### [Fragmento para leer]
________________

El presidente del Gobierno, Pedro Sánchez, ha optado de nuevo por la provincia de Huelva como destino para tomar unos días de descanso lejos de la agenda institucional. Según ha confirmado Canal Sur, el jefe del Ejecutivo se ha desplazado esta misma tarde en el Falcon presidencial desde la base aérea de Torrejón de Ardoz hasta la base naval de Rota, una instalación compartida por España y Estados Unidos.
Hay que recordar que el Gobierno español decidió hace unas semanas prohibir a la administración de Donald Trump el uso de dicha base, además de la de Morón, para aeronaves vinculadas a la operación Furia Épica en Oriente Medio. Tras aterrizar en territorio gaditano, Sánchez se ha dirigido sin demora al Palacio de las Marismillas, situado en el entorno natural de Doñana, donde permanecerá durante unos días.
Despliegue de seguridad y actividad en Sanlúcar
La llegada del presidente no ha pasado desapercibida en la zona. En Sanlúcar de Barrameda, punto habitual de tránsito hacia el Coto de Doñana, vecinos y visitantes han presenciado un notable despliegue de las Fuerzas y Cuerpos de Seguridad del Estado. Durante las últimas horas, se ha registrado un constante movimiento de vehículos oficiales y embarcaciones encargadas de cruzar el río Guadalquivir hacia la orilla onubense.

________________

### [Indicaciones a seguir]
Según el fragmento, ¿adónde se dirigió Sánchez tras aterrizar en territorio gaditano? Responde en una frase, por favor. Los datos siguientes son material independiente del fragmento.

________________

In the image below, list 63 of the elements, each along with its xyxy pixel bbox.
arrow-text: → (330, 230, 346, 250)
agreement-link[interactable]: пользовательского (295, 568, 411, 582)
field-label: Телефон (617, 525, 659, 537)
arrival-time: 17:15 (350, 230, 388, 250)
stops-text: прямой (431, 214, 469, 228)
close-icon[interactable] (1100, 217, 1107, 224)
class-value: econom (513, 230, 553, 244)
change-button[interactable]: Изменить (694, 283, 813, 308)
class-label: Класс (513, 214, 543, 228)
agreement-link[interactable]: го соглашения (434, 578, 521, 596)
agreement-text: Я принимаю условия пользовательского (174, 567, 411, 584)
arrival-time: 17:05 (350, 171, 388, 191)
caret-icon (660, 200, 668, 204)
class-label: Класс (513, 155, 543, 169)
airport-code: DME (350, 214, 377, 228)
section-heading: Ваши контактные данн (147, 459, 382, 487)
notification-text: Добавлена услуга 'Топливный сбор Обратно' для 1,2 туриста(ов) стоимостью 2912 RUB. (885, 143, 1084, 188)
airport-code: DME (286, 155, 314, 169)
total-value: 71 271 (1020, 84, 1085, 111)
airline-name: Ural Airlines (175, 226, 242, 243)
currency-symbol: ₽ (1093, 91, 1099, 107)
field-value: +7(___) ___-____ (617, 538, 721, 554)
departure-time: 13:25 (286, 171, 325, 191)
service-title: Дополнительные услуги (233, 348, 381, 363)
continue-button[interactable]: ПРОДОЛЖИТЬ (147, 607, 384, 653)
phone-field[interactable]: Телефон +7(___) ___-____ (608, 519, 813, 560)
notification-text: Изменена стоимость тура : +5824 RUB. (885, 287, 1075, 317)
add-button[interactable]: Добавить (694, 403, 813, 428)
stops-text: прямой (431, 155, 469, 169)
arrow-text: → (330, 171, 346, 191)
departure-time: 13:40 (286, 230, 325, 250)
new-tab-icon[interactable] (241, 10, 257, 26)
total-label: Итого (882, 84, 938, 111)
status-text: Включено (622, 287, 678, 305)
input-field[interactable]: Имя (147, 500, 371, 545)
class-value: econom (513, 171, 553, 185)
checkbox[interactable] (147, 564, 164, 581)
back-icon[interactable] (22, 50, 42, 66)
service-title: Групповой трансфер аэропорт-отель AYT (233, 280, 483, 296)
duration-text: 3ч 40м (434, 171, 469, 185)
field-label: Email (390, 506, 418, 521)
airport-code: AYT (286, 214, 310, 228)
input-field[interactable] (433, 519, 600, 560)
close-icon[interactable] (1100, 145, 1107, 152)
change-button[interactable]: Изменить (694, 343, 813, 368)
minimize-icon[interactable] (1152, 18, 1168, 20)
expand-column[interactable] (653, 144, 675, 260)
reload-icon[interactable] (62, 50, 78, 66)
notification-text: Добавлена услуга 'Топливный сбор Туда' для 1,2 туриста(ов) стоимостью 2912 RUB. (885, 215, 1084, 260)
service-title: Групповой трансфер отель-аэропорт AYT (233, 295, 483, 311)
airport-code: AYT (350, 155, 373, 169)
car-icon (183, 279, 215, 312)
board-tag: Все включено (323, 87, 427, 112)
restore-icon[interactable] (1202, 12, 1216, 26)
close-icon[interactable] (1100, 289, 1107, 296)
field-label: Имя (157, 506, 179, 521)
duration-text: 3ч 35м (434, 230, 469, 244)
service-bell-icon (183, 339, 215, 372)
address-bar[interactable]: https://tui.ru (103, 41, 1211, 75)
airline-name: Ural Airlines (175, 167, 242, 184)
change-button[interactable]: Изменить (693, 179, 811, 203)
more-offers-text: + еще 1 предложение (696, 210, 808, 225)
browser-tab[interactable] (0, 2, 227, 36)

________________

### [Respuesta]
Se dirigió al Palacio de las Marismillas, situado en el entorno natural de Doñana.